===== RECORDS TO PROCESS =====
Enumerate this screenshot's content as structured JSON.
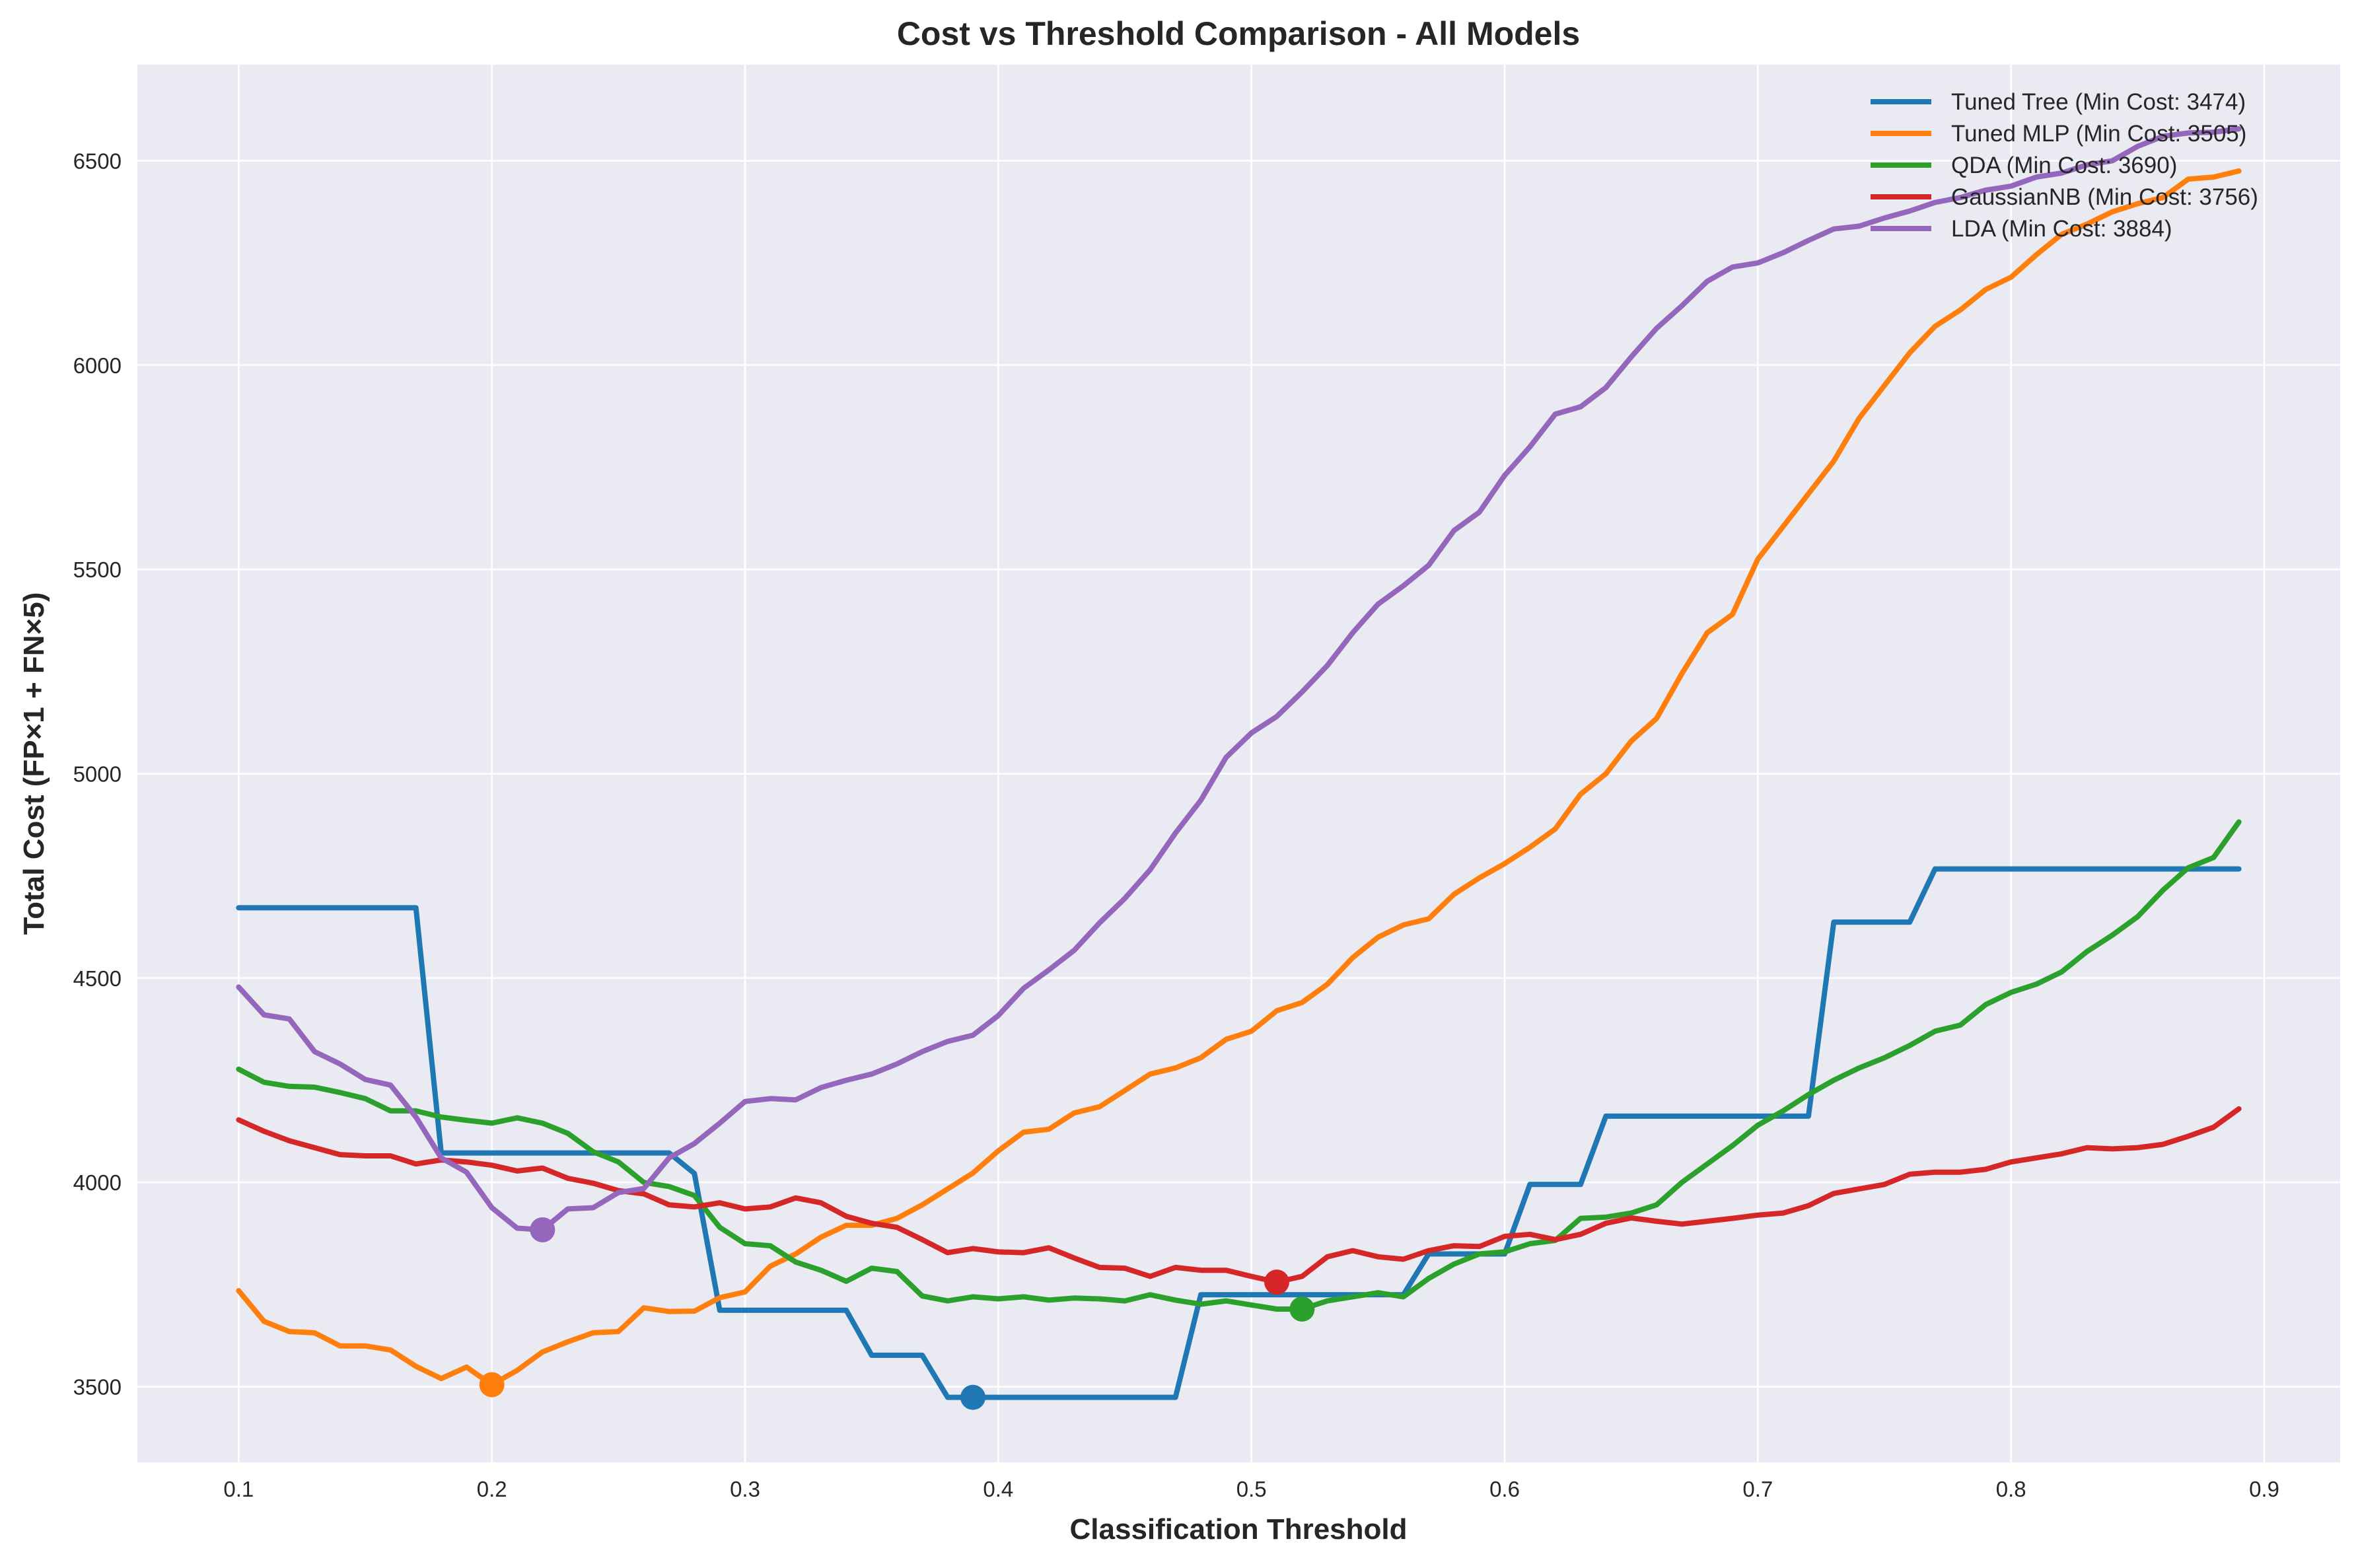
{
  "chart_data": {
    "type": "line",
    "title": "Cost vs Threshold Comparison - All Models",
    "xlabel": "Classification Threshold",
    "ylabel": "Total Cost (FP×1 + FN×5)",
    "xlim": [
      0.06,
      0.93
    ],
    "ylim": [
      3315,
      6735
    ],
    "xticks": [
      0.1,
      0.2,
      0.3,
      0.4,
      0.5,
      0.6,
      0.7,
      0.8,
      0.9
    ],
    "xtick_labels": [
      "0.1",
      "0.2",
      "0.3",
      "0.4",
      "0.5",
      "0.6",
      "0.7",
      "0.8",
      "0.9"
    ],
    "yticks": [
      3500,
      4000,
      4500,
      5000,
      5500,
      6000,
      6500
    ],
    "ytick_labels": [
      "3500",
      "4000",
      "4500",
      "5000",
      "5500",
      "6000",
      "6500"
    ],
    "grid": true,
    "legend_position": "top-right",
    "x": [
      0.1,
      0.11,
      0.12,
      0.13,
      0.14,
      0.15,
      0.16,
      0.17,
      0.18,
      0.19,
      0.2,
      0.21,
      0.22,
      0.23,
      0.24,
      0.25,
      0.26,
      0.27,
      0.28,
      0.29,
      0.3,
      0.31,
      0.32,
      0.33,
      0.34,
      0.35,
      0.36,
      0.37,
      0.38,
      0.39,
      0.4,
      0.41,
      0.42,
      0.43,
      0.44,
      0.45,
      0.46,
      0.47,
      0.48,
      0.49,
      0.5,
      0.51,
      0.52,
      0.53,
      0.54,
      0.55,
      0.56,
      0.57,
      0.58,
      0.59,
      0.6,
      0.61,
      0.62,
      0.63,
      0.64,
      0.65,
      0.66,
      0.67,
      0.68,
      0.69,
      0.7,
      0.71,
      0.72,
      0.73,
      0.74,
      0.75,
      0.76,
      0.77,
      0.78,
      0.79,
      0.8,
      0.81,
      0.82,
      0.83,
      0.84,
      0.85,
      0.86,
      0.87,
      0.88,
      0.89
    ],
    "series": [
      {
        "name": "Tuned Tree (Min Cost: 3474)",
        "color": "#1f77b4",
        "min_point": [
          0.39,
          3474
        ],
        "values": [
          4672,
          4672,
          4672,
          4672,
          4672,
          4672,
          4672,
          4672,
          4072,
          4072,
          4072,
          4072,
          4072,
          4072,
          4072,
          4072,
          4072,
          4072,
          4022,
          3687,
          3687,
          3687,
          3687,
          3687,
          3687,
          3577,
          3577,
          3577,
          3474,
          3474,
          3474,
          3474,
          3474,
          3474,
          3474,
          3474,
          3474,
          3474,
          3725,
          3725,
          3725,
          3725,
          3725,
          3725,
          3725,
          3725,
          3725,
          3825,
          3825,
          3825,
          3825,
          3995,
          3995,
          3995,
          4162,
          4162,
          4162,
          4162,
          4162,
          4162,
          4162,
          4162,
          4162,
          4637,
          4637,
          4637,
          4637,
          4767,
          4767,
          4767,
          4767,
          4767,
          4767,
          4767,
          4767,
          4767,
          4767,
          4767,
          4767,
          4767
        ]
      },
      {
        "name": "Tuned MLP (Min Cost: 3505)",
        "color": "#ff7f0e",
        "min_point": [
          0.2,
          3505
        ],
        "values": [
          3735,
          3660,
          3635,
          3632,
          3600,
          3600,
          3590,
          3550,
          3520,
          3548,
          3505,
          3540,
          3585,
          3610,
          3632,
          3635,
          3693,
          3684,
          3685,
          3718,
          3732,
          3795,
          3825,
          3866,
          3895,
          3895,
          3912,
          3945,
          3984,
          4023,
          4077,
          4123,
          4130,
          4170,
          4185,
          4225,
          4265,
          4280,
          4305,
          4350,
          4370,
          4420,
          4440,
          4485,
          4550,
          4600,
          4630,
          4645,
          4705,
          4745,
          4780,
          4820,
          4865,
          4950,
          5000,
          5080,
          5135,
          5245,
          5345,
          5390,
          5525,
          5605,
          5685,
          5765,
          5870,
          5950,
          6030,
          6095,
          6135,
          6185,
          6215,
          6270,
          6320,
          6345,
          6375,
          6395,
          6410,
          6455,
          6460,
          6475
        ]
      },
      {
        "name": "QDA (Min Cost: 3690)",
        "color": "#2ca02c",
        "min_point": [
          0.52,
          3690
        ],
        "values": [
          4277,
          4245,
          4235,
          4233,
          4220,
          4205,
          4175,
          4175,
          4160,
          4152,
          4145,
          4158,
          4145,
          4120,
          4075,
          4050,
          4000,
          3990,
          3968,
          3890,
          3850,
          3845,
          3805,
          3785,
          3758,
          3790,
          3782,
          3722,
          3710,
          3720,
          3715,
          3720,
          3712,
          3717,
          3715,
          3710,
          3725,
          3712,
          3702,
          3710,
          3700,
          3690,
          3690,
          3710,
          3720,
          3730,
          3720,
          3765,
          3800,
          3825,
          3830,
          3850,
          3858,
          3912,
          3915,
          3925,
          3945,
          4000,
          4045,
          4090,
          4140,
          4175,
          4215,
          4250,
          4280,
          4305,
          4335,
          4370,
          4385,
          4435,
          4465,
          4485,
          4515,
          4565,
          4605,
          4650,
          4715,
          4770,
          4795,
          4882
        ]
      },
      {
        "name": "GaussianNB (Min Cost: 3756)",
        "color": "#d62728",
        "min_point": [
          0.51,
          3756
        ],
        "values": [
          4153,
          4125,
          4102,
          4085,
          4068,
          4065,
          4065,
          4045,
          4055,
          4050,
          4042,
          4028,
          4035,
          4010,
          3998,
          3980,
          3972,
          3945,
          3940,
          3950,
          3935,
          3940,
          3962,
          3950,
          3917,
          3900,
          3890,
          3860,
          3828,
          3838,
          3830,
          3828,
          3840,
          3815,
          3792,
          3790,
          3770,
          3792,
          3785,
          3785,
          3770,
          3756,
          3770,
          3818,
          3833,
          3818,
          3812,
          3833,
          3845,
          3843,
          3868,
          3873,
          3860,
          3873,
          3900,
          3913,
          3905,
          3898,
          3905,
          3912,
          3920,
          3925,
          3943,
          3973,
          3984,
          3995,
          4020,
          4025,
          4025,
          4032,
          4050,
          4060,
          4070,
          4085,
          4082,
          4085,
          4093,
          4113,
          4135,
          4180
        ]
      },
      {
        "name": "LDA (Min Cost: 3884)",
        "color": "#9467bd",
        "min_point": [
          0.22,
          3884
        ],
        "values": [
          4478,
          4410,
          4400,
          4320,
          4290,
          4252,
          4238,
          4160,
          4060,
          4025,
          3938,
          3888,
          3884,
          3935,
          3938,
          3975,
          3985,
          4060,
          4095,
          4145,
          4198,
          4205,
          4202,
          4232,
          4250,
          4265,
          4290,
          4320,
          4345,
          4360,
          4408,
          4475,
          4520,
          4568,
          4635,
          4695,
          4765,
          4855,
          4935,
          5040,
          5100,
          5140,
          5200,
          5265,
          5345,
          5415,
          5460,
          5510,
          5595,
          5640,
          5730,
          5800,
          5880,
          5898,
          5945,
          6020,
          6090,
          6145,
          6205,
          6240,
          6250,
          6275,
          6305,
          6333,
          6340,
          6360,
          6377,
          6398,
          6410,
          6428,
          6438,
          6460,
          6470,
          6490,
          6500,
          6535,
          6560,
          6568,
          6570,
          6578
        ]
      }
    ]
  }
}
=====
Copy the data word for word. Pictures do not go in the copy.

Enumerate this screenshot's content as structured JSON.
{
  "chart_data": {
    "type": "line",
    "title": "Cost vs Threshold Comparison - All Models",
    "xlabel": "Classification Threshold",
    "ylabel": "Total Cost (FP×1 + FN×5)",
    "xlim": [
      0.06,
      0.93
    ],
    "ylim": [
      3315,
      6735
    ],
    "xticks": [
      0.1,
      0.2,
      0.3,
      0.4,
      0.5,
      0.6,
      0.7,
      0.8,
      0.9
    ],
    "xtick_labels": [
      "0.1",
      "0.2",
      "0.3",
      "0.4",
      "0.5",
      "0.6",
      "0.7",
      "0.8",
      "0.9"
    ],
    "yticks": [
      3500,
      4000,
      4500,
      5000,
      5500,
      6000,
      6500
    ],
    "ytick_labels": [
      "3500",
      "4000",
      "4500",
      "5000",
      "5500",
      "6000",
      "6500"
    ],
    "grid": true,
    "legend_position": "top-right",
    "x": [
      0.1,
      0.11,
      0.12,
      0.13,
      0.14,
      0.15,
      0.16,
      0.17,
      0.18,
      0.19,
      0.2,
      0.21,
      0.22,
      0.23,
      0.24,
      0.25,
      0.26,
      0.27,
      0.28,
      0.29,
      0.3,
      0.31,
      0.32,
      0.33,
      0.34,
      0.35,
      0.36,
      0.37,
      0.38,
      0.39,
      0.4,
      0.41,
      0.42,
      0.43,
      0.44,
      0.45,
      0.46,
      0.47,
      0.48,
      0.49,
      0.5,
      0.51,
      0.52,
      0.53,
      0.54,
      0.55,
      0.56,
      0.57,
      0.58,
      0.59,
      0.6,
      0.61,
      0.62,
      0.63,
      0.64,
      0.65,
      0.66,
      0.67,
      0.68,
      0.69,
      0.7,
      0.71,
      0.72,
      0.73,
      0.74,
      0.75,
      0.76,
      0.77,
      0.78,
      0.79,
      0.8,
      0.81,
      0.82,
      0.83,
      0.84,
      0.85,
      0.86,
      0.87,
      0.88,
      0.89
    ],
    "series": [
      {
        "name": "Tuned Tree (Min Cost: 3474)",
        "color": "#1f77b4",
        "min_point": [
          0.39,
          3474
        ],
        "values": [
          4672,
          4672,
          4672,
          4672,
          4672,
          4672,
          4672,
          4672,
          4072,
          4072,
          4072,
          4072,
          4072,
          4072,
          4072,
          4072,
          4072,
          4072,
          4022,
          3687,
          3687,
          3687,
          3687,
          3687,
          3687,
          3577,
          3577,
          3577,
          3474,
          3474,
          3474,
          3474,
          3474,
          3474,
          3474,
          3474,
          3474,
          3474,
          3725,
          3725,
          3725,
          3725,
          3725,
          3725,
          3725,
          3725,
          3725,
          3825,
          3825,
          3825,
          3825,
          3995,
          3995,
          3995,
          4162,
          4162,
          4162,
          4162,
          4162,
          4162,
          4162,
          4162,
          4162,
          4637,
          4637,
          4637,
          4637,
          4767,
          4767,
          4767,
          4767,
          4767,
          4767,
          4767,
          4767,
          4767,
          4767,
          4767,
          4767,
          4767
        ]
      },
      {
        "name": "Tuned MLP (Min Cost: 3505)",
        "color": "#ff7f0e",
        "min_point": [
          0.2,
          3505
        ],
        "values": [
          3735,
          3660,
          3635,
          3632,
          3600,
          3600,
          3590,
          3550,
          3520,
          3548,
          3505,
          3540,
          3585,
          3610,
          3632,
          3635,
          3693,
          3684,
          3685,
          3718,
          3732,
          3795,
          3825,
          3866,
          3895,
          3895,
          3912,
          3945,
          3984,
          4023,
          4077,
          4123,
          4130,
          4170,
          4185,
          4225,
          4265,
          4280,
          4305,
          4350,
          4370,
          4420,
          4440,
          4485,
          4550,
          4600,
          4630,
          4645,
          4705,
          4745,
          4780,
          4820,
          4865,
          4950,
          5000,
          5080,
          5135,
          5245,
          5345,
          5390,
          5525,
          5605,
          5685,
          5765,
          5870,
          5950,
          6030,
          6095,
          6135,
          6185,
          6215,
          6270,
          6320,
          6345,
          6375,
          6395,
          6410,
          6455,
          6460,
          6475
        ]
      },
      {
        "name": "QDA (Min Cost: 3690)",
        "color": "#2ca02c",
        "min_point": [
          0.52,
          3690
        ],
        "values": [
          4277,
          4245,
          4235,
          4233,
          4220,
          4205,
          4175,
          4175,
          4160,
          4152,
          4145,
          4158,
          4145,
          4120,
          4075,
          4050,
          4000,
          3990,
          3968,
          3890,
          3850,
          3845,
          3805,
          3785,
          3758,
          3790,
          3782,
          3722,
          3710,
          3720,
          3715,
          3720,
          3712,
          3717,
          3715,
          3710,
          3725,
          3712,
          3702,
          3710,
          3700,
          3690,
          3690,
          3710,
          3720,
          3730,
          3720,
          3765,
          3800,
          3825,
          3830,
          3850,
          3858,
          3912,
          3915,
          3925,
          3945,
          4000,
          4045,
          4090,
          4140,
          4175,
          4215,
          4250,
          4280,
          4305,
          4335,
          4370,
          4385,
          4435,
          4465,
          4485,
          4515,
          4565,
          4605,
          4650,
          4715,
          4770,
          4795,
          4882
        ]
      },
      {
        "name": "GaussianNB (Min Cost: 3756)",
        "color": "#d62728",
        "min_point": [
          0.51,
          3756
        ],
        "values": [
          4153,
          4125,
          4102,
          4085,
          4068,
          4065,
          4065,
          4045,
          4055,
          4050,
          4042,
          4028,
          4035,
          4010,
          3998,
          3980,
          3972,
          3945,
          3940,
          3950,
          3935,
          3940,
          3962,
          3950,
          3917,
          3900,
          3890,
          3860,
          3828,
          3838,
          3830,
          3828,
          3840,
          3815,
          3792,
          3790,
          3770,
          3792,
          3785,
          3785,
          3770,
          3756,
          3770,
          3818,
          3833,
          3818,
          3812,
          3833,
          3845,
          3843,
          3868,
          3873,
          3860,
          3873,
          3900,
          3913,
          3905,
          3898,
          3905,
          3912,
          3920,
          3925,
          3943,
          3973,
          3984,
          3995,
          4020,
          4025,
          4025,
          4032,
          4050,
          4060,
          4070,
          4085,
          4082,
          4085,
          4093,
          4113,
          4135,
          4180
        ]
      },
      {
        "name": "LDA (Min Cost: 3884)",
        "color": "#9467bd",
        "min_point": [
          0.22,
          3884
        ],
        "values": [
          4478,
          4410,
          4400,
          4320,
          4290,
          4252,
          4238,
          4160,
          4060,
          4025,
          3938,
          3888,
          3884,
          3935,
          3938,
          3975,
          3985,
          4060,
          4095,
          4145,
          4198,
          4205,
          4202,
          4232,
          4250,
          4265,
          4290,
          4320,
          4345,
          4360,
          4408,
          4475,
          4520,
          4568,
          4635,
          4695,
          4765,
          4855,
          4935,
          5040,
          5100,
          5140,
          5200,
          5265,
          5345,
          5415,
          5460,
          5510,
          5595,
          5640,
          5730,
          5800,
          5880,
          5898,
          5945,
          6020,
          6090,
          6145,
          6205,
          6240,
          6250,
          6275,
          6305,
          6333,
          6340,
          6360,
          6377,
          6398,
          6410,
          6428,
          6438,
          6460,
          6470,
          6490,
          6500,
          6535,
          6560,
          6568,
          6570,
          6578
        ]
      }
    ]
  }
}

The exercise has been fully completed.